---------- TASK INPUTS ----------

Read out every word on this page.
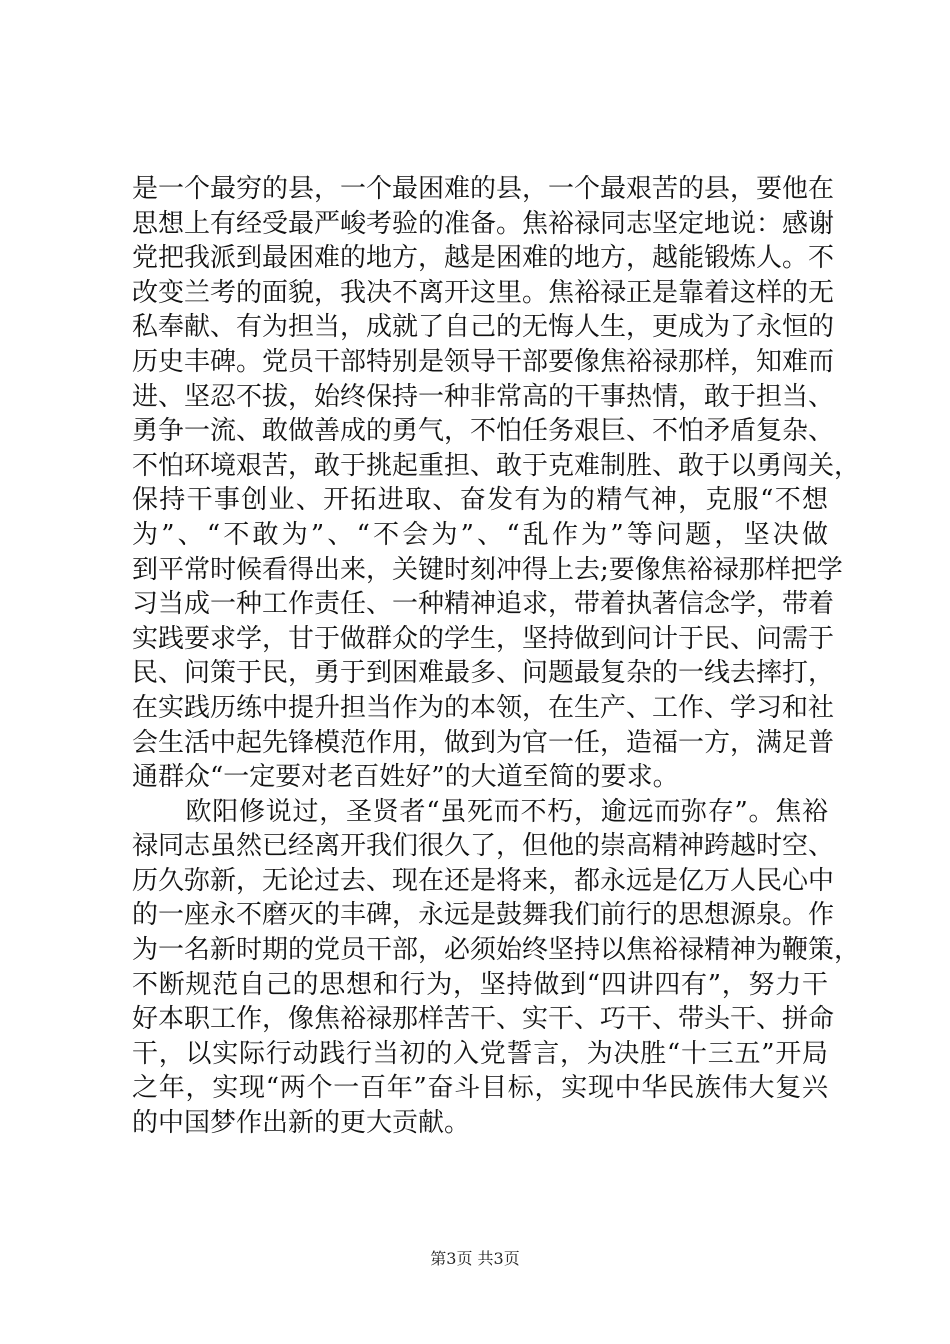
是一个最穷的县，一个最困难的县，一个最艰苦的县，要他在
思想上有经受最严峻考验的准备。焦裕禄同志坚定地说：感谢
党把我派到最困难的地方，越是困难的地方，越能锻炼人。不
改变兰考的面貌，我决不离开这里。焦裕禄正是靠着这样的无
私奉献、有为担当，成就了自己的无悔人生，更成为了永恒的
历史丰碑。党员干部特别是领导干部要像焦裕禄那样，知难而
进、坚忍不拔，始终保持一种非常高的干事热情，敢于担当、
勇争一流、敢做善成的勇气，不怕任务艰巨、不怕矛盾复杂、
不怕环境艰苦，敢于挑起重担、敢于克难制胜、敢于以勇闯关，
保持干事创业、开拓进取、奋发有为的精气神，克服“不想
为”、“不敢为”、“不会为”、“乱作为”等问题，坚决做
到平常时候看得出来，关键时刻冲得上去;要像焦裕禄那样把学
习当成一种工作责任、一种精神追求，带着执著信念学，带着
实践要求学，甘于做群众的学生，坚持做到问计于民、问需于
民、问策于民，勇于到困难最多、问题最复杂的一线去摔打，
在实践历练中提升担当作为的本领，在生产、工作、学习和社
会生活中起先锋模范作用，做到为官一任，造福一方，满足普
通群众“一定要对老百姓好”的大道至简的要求。
　　欧阳修说过，圣贤者“虽死而不朽，逾远而弥存”。焦裕
禄同志虽然已经离开我们很久了，但他的崇高精神跨越时空、
历久弥新，无论过去、现在还是将来，都永远是亿万人民心中
的一座永不磨灭的丰碑，永远是鼓舞我们前行的思想源泉。作
为一名新时期的党员干部，必须始终坚持以焦裕禄精神为鞭策，
不断规范自己的思想和行为，坚持做到“四讲四有”，努力干
好本职工作，像焦裕禄那样苦干、实干、巧干、带头干、拼命
干，以实际行动践行当初的入党誓言，为决胜“十三五”开局
之年，实现“两个一百年”奋斗目标，实现中华民族伟大复兴
的中国梦作出新的更大贡献。
第3页 共3页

----------

GIVEN REQUEST: Copy the material above in full and exactly, skipping pictures.

WRITTEN RESPONSE:
Read out every word on this page.
是一个最穷的县，一个最困难的县，一个最艰苦的县，要他在
思想上有经受最严峻考验的准备。焦裕禄同志坚定地说：感谢
党把我派到最困难的地方，越是困难的地方，越能锻炼人。不
改变兰考的面貌，我决不离开这里。焦裕禄正是靠着这样的无
私奉献、有为担当，成就了自己的无悔人生，更成为了永恒的
历史丰碑。党员干部特别是领导干部要像焦裕禄那样，知难而
进、坚忍不拔，始终保持一种非常高的干事热情，敢于担当、
勇争一流、敢做善成的勇气，不怕任务艰巨、不怕矛盾复杂、
不怕环境艰苦，敢于挑起重担、敢于克难制胜、敢于以勇闯关，
保持干事创业、开拓进取、奋发有为的精气神，克服“不想
为”、“不敢为”、“不会为”、“乱作为”等问题，坚决做
到平常时候看得出来，关键时刻冲得上去;要像焦裕禄那样把学
习当成一种工作责任、一种精神追求，带着执著信念学，带着
实践要求学，甘于做群众的学生，坚持做到问计于民、问需于
民、问策于民，勇于到困难最多、问题最复杂的一线去摔打，
在实践历练中提升担当作为的本领，在生产、工作、学习和社
会生活中起先锋模范作用，做到为官一任，造福一方，满足普
通群众“一定要对老百姓好”的大道至简的要求。
　　欧阳修说过，圣贤者“虽死而不朽，逾远而弥存”。焦裕
禄同志虽然已经离开我们很久了，但他的崇高精神跨越时空、
历久弥新，无论过去、现在还是将来，都永远是亿万人民心中
的一座永不磨灭的丰碑，永远是鼓舞我们前行的思想源泉。作
为一名新时期的党员干部，必须始终坚持以焦裕禄精神为鞭策，
不断规范自己的思想和行为，坚持做到“四讲四有”，努力干
好本职工作，像焦裕禄那样苦干、实干、巧干、带头干、拼命
干，以实际行动践行当初的入党誓言，为决胜“十三五”开局
之年，实现“两个一百年”奋斗目标，实现中华民族伟大复兴
的中国梦作出新的更大贡献。
第3页 共3页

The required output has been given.